- **Work to complete**: Look through the data below. Collect every line where the word "pump" occurs.

- **Exercise material**:
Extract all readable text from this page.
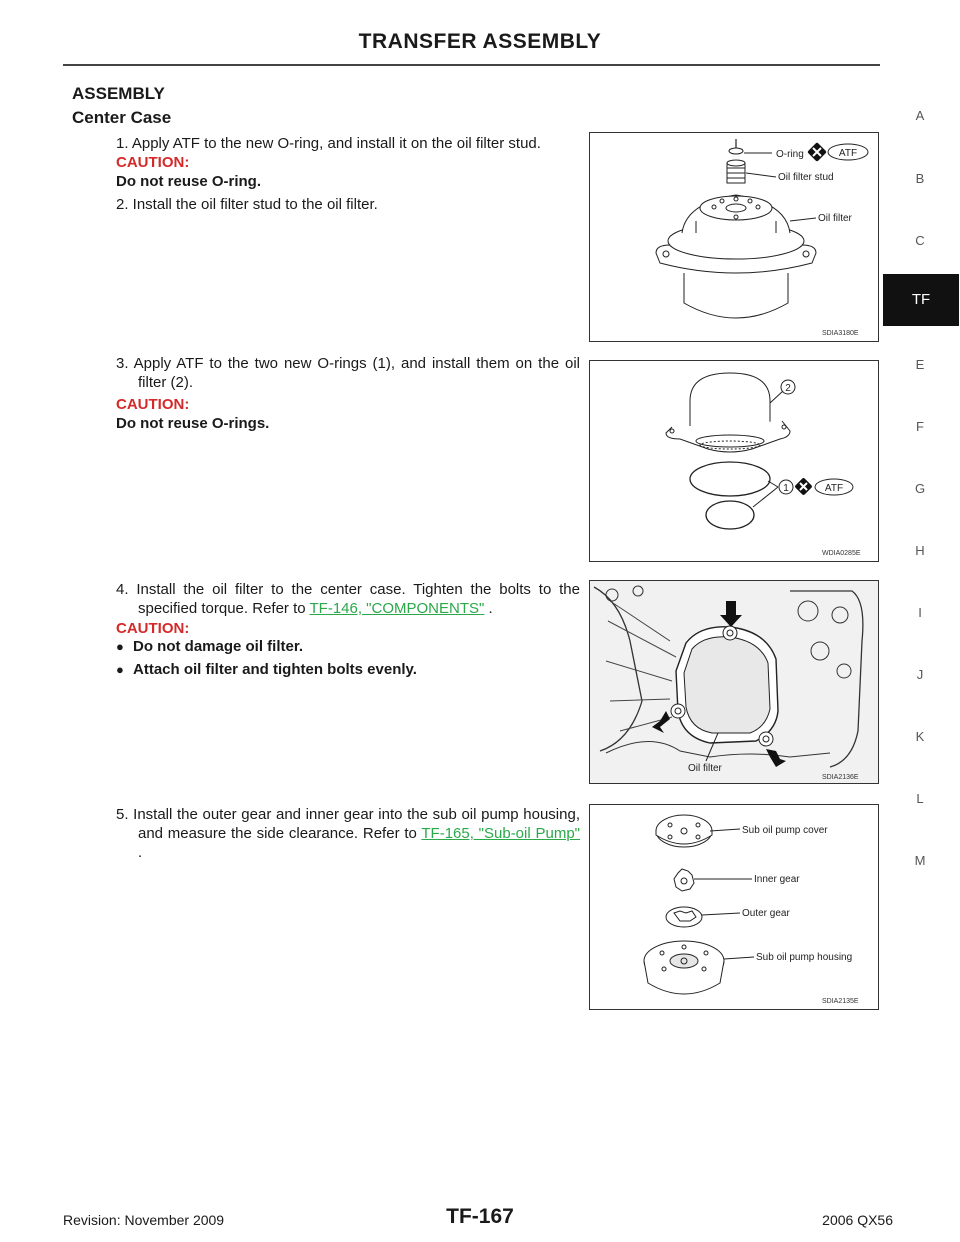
TRANSFER ASSEMBLY
ASSEMBLY
Center Case
1. Apply ATF to the new O-ring, and install it on the oil filter stud.
CAUTION:
Do not reuse O-ring.
2. Install the oil filter stud to the oil filter.
3. Apply ATF to the two new O-rings (1), and install them on the oil filter (2).
CAUTION:
Do not reuse O-rings.
4. Install the oil filter to the center case. Tighten the bolts to the specified torque. Refer to TF-146, "COMPONENTS" .
CAUTION:
● Do not damage oil filter.
● Attach oil filter and tighten bolts evenly.
5. Install the outer gear and inner gear into the sub oil pump housing, and measure the side clearance. Refer to TF-165, "Sub-oil Pump" .
O-ring	ATF
Oil filter stud
Oil filter
SDIA3180E
2
1	ATF
WDIA0285E
Oil filter
SDIA2136E
Sub oil pump cover
Inner gear
Outer gear
Sub oil pump housing
SDIA2135E
A
B
C
TF
E
F
G
H
I
J
K
L
M
Revision: November 2009	TF-167	2006 QX56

- **Task solution**:
5. Install the outer gear and inner gear into the sub oil pump housing, and measure the side clearance. Refer to TF-165, "Sub-oil Pump" .
Sub oil pump cover
Sub oil pump housing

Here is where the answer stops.